Exercise details: Look through the data below and report how many lines include "best". Only the number should be given.

Provided entries:
* * * * * * * * *

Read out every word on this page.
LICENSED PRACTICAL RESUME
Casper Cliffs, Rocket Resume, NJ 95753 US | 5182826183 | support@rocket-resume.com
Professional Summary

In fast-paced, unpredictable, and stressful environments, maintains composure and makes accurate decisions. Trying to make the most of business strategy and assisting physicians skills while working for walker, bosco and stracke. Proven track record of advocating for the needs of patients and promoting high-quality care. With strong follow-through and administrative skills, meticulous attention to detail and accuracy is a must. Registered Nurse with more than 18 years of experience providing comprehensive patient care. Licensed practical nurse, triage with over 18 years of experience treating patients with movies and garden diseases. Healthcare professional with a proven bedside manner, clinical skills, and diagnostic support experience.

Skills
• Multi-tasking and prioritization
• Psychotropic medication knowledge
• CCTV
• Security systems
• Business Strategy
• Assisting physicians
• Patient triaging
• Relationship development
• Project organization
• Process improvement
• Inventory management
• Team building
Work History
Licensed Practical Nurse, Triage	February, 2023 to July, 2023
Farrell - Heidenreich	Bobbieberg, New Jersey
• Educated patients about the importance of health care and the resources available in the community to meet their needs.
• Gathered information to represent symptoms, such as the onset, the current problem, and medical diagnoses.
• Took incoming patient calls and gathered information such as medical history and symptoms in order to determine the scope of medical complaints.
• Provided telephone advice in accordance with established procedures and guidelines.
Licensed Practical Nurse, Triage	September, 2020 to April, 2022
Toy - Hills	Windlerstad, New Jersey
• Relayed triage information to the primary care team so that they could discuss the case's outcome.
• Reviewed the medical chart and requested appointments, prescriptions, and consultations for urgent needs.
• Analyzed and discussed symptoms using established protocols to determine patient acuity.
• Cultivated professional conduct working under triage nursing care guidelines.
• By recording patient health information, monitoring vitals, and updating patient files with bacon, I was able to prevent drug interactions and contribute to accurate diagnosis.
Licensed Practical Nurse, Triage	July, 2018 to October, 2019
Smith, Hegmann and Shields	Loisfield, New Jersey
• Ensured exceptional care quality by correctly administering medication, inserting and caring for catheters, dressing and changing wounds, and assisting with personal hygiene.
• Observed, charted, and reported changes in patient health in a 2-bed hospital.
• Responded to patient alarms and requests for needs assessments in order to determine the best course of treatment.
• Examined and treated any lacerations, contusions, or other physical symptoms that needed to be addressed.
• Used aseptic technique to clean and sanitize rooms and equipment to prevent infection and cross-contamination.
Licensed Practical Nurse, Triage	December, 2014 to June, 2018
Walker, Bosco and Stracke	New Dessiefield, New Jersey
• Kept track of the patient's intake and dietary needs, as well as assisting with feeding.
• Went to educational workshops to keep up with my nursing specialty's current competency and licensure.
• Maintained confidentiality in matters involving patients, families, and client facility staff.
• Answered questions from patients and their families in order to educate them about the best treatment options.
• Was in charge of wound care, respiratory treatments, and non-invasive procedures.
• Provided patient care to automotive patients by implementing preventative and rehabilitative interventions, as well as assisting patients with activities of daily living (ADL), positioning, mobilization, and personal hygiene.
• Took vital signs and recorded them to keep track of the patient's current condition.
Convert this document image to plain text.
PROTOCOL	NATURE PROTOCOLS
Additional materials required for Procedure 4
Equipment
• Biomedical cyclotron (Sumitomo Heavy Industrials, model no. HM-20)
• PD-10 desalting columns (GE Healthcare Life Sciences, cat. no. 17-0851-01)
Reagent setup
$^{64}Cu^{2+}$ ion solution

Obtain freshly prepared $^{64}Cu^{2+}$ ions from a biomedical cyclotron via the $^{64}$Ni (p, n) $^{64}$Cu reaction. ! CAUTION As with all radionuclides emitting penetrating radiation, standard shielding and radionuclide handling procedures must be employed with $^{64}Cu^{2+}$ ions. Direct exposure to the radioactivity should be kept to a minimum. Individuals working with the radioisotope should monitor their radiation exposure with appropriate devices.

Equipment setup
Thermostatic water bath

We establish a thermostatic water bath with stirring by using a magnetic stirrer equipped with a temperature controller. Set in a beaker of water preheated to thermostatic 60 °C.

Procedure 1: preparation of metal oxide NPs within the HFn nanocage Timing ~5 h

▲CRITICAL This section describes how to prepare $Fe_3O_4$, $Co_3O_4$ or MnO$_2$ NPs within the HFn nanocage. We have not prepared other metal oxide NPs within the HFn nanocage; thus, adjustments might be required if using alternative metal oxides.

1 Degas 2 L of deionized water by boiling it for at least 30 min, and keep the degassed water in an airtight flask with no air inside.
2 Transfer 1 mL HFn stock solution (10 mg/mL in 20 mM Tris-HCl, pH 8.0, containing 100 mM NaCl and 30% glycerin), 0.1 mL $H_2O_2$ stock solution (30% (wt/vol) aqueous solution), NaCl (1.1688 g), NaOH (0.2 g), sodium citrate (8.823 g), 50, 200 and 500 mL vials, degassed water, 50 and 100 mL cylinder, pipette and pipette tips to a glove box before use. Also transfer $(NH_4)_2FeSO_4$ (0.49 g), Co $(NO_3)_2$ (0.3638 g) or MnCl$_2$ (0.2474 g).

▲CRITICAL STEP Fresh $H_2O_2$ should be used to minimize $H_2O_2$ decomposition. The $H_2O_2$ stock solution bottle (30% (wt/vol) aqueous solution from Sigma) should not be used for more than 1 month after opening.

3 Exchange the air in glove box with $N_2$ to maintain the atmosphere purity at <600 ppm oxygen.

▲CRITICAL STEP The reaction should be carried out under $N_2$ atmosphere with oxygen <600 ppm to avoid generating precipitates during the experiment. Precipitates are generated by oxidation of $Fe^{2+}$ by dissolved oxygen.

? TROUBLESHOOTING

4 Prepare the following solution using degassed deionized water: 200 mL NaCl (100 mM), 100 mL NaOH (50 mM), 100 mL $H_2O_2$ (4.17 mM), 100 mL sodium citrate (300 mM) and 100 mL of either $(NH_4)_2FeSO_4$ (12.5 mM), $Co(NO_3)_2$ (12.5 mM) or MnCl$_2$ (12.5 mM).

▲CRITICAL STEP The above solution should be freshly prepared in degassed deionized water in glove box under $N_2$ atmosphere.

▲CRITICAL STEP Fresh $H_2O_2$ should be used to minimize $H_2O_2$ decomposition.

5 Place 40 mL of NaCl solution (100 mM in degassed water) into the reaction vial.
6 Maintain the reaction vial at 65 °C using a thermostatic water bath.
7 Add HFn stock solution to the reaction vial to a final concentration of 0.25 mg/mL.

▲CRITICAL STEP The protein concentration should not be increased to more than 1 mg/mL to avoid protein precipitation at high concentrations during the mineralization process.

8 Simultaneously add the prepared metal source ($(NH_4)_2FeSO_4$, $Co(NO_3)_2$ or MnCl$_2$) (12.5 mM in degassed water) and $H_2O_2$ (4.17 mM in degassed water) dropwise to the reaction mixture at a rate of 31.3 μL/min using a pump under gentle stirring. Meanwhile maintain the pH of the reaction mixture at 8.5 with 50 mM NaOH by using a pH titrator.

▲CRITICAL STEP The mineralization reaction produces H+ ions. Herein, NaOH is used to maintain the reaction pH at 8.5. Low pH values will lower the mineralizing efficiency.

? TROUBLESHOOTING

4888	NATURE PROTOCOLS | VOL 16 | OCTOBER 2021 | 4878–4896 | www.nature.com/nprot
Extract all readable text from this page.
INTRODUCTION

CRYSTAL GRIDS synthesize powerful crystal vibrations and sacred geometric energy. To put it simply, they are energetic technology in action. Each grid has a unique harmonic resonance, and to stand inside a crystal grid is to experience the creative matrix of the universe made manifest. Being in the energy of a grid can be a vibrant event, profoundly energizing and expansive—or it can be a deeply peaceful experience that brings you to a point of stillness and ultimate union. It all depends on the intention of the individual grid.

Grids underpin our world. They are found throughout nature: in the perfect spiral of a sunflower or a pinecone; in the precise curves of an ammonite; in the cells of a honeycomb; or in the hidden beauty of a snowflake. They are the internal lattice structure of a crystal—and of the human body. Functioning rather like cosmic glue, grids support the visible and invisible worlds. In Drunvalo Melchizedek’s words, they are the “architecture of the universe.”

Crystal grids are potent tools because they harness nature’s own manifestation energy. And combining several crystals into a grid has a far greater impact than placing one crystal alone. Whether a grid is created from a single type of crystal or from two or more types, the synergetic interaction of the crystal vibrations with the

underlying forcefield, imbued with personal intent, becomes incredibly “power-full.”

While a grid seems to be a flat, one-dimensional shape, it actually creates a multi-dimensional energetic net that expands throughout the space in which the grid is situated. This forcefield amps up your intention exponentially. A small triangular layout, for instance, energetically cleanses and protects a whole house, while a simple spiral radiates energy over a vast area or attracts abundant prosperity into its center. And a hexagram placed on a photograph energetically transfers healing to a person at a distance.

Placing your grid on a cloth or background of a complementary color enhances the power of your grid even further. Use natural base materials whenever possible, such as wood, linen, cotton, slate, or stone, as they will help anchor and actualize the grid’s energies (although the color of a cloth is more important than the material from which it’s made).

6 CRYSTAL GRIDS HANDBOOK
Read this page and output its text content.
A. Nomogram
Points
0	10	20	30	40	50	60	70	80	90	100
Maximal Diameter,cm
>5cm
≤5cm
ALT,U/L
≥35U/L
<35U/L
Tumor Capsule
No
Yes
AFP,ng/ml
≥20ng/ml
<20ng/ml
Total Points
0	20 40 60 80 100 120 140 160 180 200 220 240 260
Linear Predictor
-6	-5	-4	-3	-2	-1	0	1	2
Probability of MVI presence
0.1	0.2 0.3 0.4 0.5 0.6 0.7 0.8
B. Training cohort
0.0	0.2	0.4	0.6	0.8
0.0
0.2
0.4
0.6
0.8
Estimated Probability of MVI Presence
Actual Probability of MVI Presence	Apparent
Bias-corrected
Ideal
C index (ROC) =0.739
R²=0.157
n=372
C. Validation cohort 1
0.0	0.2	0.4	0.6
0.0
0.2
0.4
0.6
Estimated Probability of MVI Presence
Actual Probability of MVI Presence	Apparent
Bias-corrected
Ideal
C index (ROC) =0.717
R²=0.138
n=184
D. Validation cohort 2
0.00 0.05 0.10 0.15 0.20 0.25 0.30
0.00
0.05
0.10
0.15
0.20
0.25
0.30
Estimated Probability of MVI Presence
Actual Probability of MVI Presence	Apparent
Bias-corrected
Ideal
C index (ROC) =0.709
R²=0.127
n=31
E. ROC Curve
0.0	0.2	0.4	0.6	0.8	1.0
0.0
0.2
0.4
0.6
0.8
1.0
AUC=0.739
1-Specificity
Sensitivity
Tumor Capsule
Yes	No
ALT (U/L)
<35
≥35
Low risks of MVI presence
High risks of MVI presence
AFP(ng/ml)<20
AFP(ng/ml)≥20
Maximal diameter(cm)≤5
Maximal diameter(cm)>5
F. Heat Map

* * * * * * * * *

Result of this task: 2